Work to do:
Your task is to transcribe the records exactly, skipping every image.

# # #

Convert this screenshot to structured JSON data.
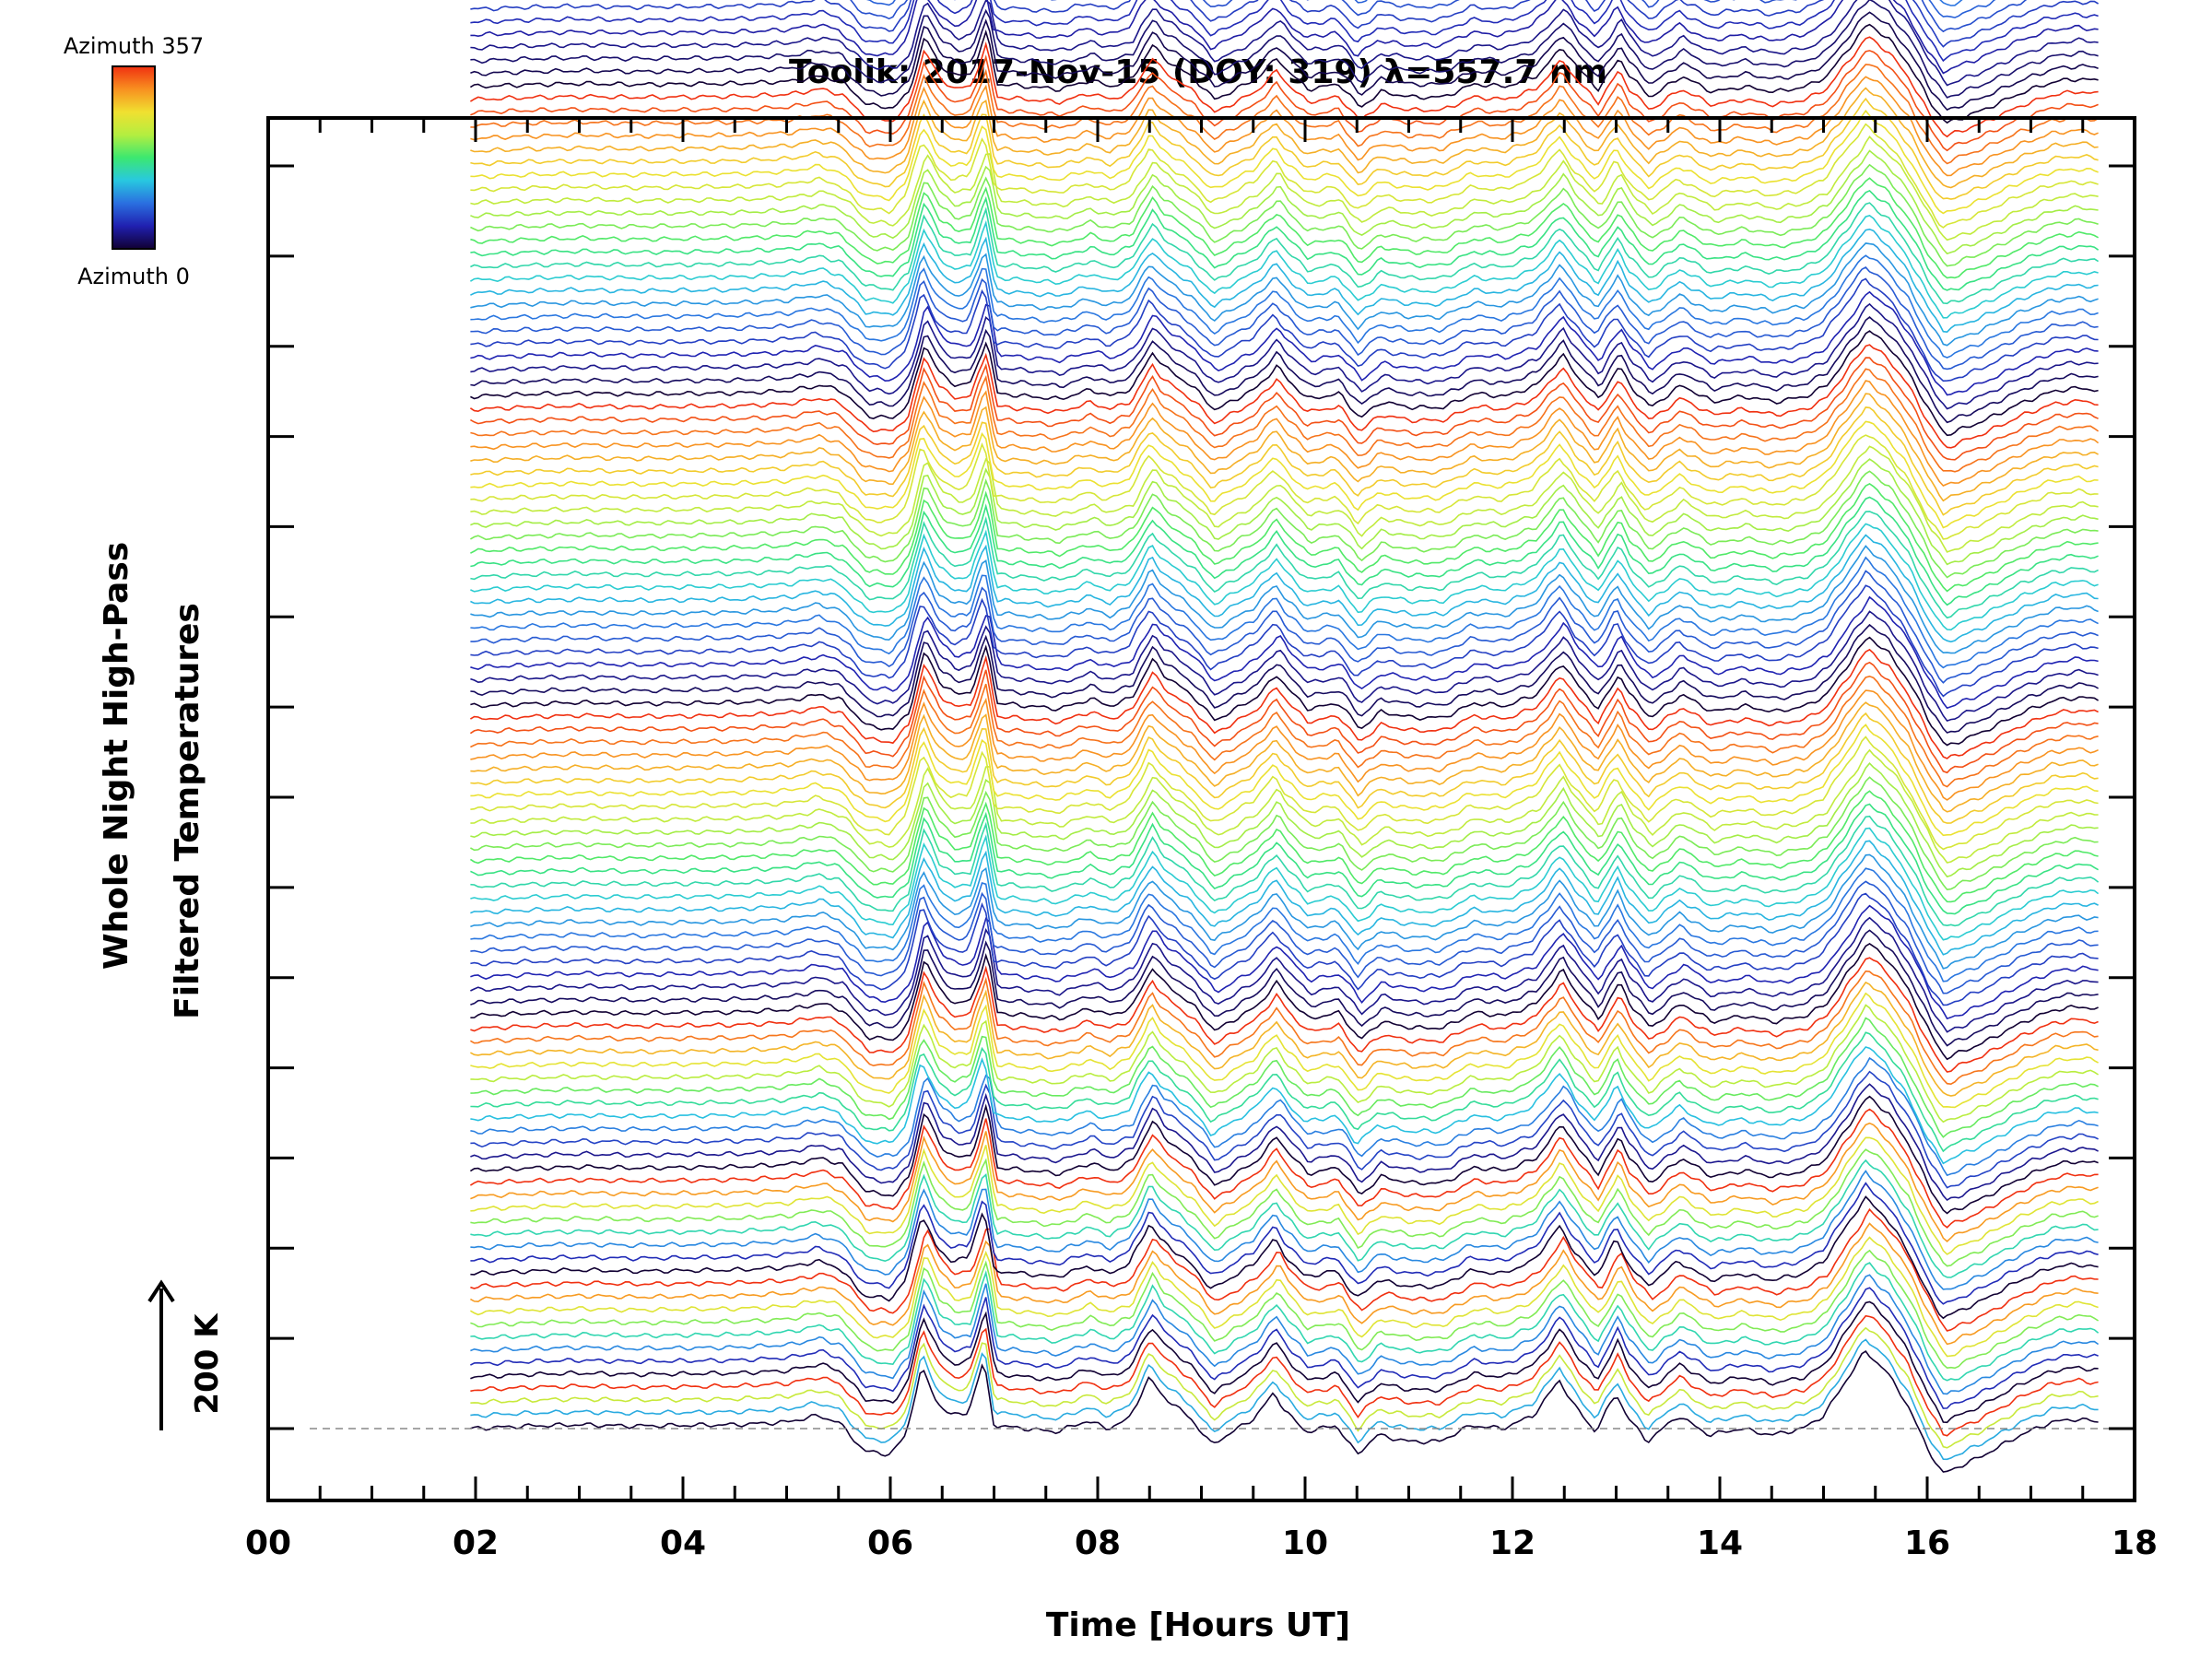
{
  "chart_data": {
    "type": "line",
    "title": "Toolik: 2017-Nov-15 (DOY: 319) λ=557.7 nm",
    "xlabel": "Time [Hours UT]",
    "ylabel_line1": "Whole Night High-Pass",
    "ylabel_line2": "Filtered Temperatures",
    "xlim": [
      0,
      18
    ],
    "x_ticks": [
      "00",
      "02",
      "04",
      "06",
      "08",
      "10",
      "12",
      "14",
      "16",
      "18"
    ],
    "x_tick_values": [
      0,
      2,
      4,
      6,
      8,
      10,
      12,
      14,
      16,
      18
    ],
    "data_time_range": [
      1.95,
      17.65
    ],
    "scale_bar_label": "200 K",
    "scale_bar_value": 200,
    "baseline_style": "dashed",
    "colorbar": {
      "top_label": "Azimuth 357",
      "bottom_label": "Azimuth 0",
      "min": 0,
      "max": 357,
      "colors": [
        "#110033",
        "#2020b0",
        "#2a6fe0",
        "#28c8e0",
        "#3ce870",
        "#b4ee40",
        "#f0e030",
        "#f89020",
        "#f03010"
      ]
    },
    "stack": {
      "n_traces": 140,
      "offset_per_trace_K": 20,
      "group_sizes": [
        4,
        8,
        8,
        12,
        24,
        24,
        24,
        36
      ],
      "mean_trend": [
        [
          1.95,
          0
        ],
        [
          2.5,
          4
        ],
        [
          3.0,
          6
        ],
        [
          3.5,
          4
        ],
        [
          4.0,
          5
        ],
        [
          4.5,
          6
        ],
        [
          5.0,
          10
        ],
        [
          5.3,
          20
        ],
        [
          5.5,
          10
        ],
        [
          5.75,
          -35
        ],
        [
          6.0,
          -40
        ],
        [
          6.15,
          -10
        ],
        [
          6.3,
          95
        ],
        [
          6.45,
          40
        ],
        [
          6.6,
          20
        ],
        [
          6.75,
          25
        ],
        [
          6.9,
          105
        ],
        [
          7.0,
          5
        ],
        [
          7.3,
          0
        ],
        [
          7.6,
          -5
        ],
        [
          7.9,
          12
        ],
        [
          8.1,
          0
        ],
        [
          8.3,
          15
        ],
        [
          8.5,
          80
        ],
        [
          8.6,
          55
        ],
        [
          8.75,
          35
        ],
        [
          8.9,
          15
        ],
        [
          9.1,
          -25
        ],
        [
          9.3,
          -5
        ],
        [
          9.5,
          15
        ],
        [
          9.7,
          55
        ],
        [
          9.8,
          30
        ],
        [
          10.0,
          -5
        ],
        [
          10.3,
          5
        ],
        [
          10.5,
          -40
        ],
        [
          10.7,
          -10
        ],
        [
          11.0,
          -20
        ],
        [
          11.3,
          -20
        ],
        [
          11.6,
          5
        ],
        [
          11.9,
          0
        ],
        [
          12.2,
          20
        ],
        [
          12.45,
          75
        ],
        [
          12.6,
          35
        ],
        [
          12.8,
          -5
        ],
        [
          13.0,
          55
        ],
        [
          13.1,
          20
        ],
        [
          13.3,
          -20
        ],
        [
          13.6,
          20
        ],
        [
          13.9,
          -10
        ],
        [
          14.2,
          0
        ],
        [
          14.5,
          -10
        ],
        [
          14.8,
          0
        ],
        [
          15.0,
          20
        ],
        [
          15.2,
          70
        ],
        [
          15.4,
          120
        ],
        [
          15.6,
          90
        ],
        [
          15.8,
          40
        ],
        [
          16.0,
          -30
        ],
        [
          16.15,
          -70
        ],
        [
          16.5,
          -45
        ],
        [
          16.9,
          -10
        ],
        [
          17.2,
          10
        ],
        [
          17.45,
          15
        ],
        [
          17.65,
          10
        ]
      ]
    }
  }
}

# # #

Exercise solution:
Convert this screenshot to structured JSON data.
{
  "chart_data": {
    "type": "line",
    "title": "Toolik: 2017-Nov-15 (DOY: 319) λ=557.7 nm",
    "xlabel": "Time [Hours UT]",
    "ylabel_line1": "Whole Night High-Pass",
    "ylabel_line2": "Filtered Temperatures",
    "xlim": [
      0,
      18
    ],
    "x_ticks": [
      "00",
      "02",
      "04",
      "06",
      "08",
      "10",
      "12",
      "14",
      "16",
      "18"
    ],
    "x_tick_values": [
      0,
      2,
      4,
      6,
      8,
      10,
      12,
      14,
      16,
      18
    ],
    "data_time_range": [
      1.95,
      17.65
    ],
    "scale_bar_label": "200 K",
    "scale_bar_value": 200,
    "baseline_style": "dashed",
    "colorbar": {
      "top_label": "Azimuth 357",
      "bottom_label": "Azimuth 0",
      "min": 0,
      "max": 357,
      "colors": [
        "#110033",
        "#2020b0",
        "#2a6fe0",
        "#28c8e0",
        "#3ce870",
        "#b4ee40",
        "#f0e030",
        "#f89020",
        "#f03010"
      ]
    },
    "stack": {
      "n_traces": 140,
      "offset_per_trace_K": 20,
      "group_sizes": [
        4,
        8,
        8,
        12,
        24,
        24,
        24,
        36
      ],
      "mean_trend": [
        [
          1.95,
          0
        ],
        [
          2.5,
          4
        ],
        [
          3.0,
          6
        ],
        [
          3.5,
          4
        ],
        [
          4.0,
          5
        ],
        [
          4.5,
          6
        ],
        [
          5.0,
          10
        ],
        [
          5.3,
          20
        ],
        [
          5.5,
          10
        ],
        [
          5.75,
          -35
        ],
        [
          6.0,
          -40
        ],
        [
          6.15,
          -10
        ],
        [
          6.3,
          95
        ],
        [
          6.45,
          40
        ],
        [
          6.6,
          20
        ],
        [
          6.75,
          25
        ],
        [
          6.9,
          105
        ],
        [
          7.0,
          5
        ],
        [
          7.3,
          0
        ],
        [
          7.6,
          -5
        ],
        [
          7.9,
          12
        ],
        [
          8.1,
          0
        ],
        [
          8.3,
          15
        ],
        [
          8.5,
          80
        ],
        [
          8.6,
          55
        ],
        [
          8.75,
          35
        ],
        [
          8.9,
          15
        ],
        [
          9.1,
          -25
        ],
        [
          9.3,
          -5
        ],
        [
          9.5,
          15
        ],
        [
          9.7,
          55
        ],
        [
          9.8,
          30
        ],
        [
          10.0,
          -5
        ],
        [
          10.3,
          5
        ],
        [
          10.5,
          -40
        ],
        [
          10.7,
          -10
        ],
        [
          11.0,
          -20
        ],
        [
          11.3,
          -20
        ],
        [
          11.6,
          5
        ],
        [
          11.9,
          0
        ],
        [
          12.2,
          20
        ],
        [
          12.45,
          75
        ],
        [
          12.6,
          35
        ],
        [
          12.8,
          -5
        ],
        [
          13.0,
          55
        ],
        [
          13.1,
          20
        ],
        [
          13.3,
          -20
        ],
        [
          13.6,
          20
        ],
        [
          13.9,
          -10
        ],
        [
          14.2,
          0
        ],
        [
          14.5,
          -10
        ],
        [
          14.8,
          0
        ],
        [
          15.0,
          20
        ],
        [
          15.2,
          70
        ],
        [
          15.4,
          120
        ],
        [
          15.6,
          90
        ],
        [
          15.8,
          40
        ],
        [
          16.0,
          -30
        ],
        [
          16.15,
          -70
        ],
        [
          16.5,
          -45
        ],
        [
          16.9,
          -10
        ],
        [
          17.2,
          10
        ],
        [
          17.45,
          15
        ],
        [
          17.65,
          10
        ]
      ]
    }
  }
}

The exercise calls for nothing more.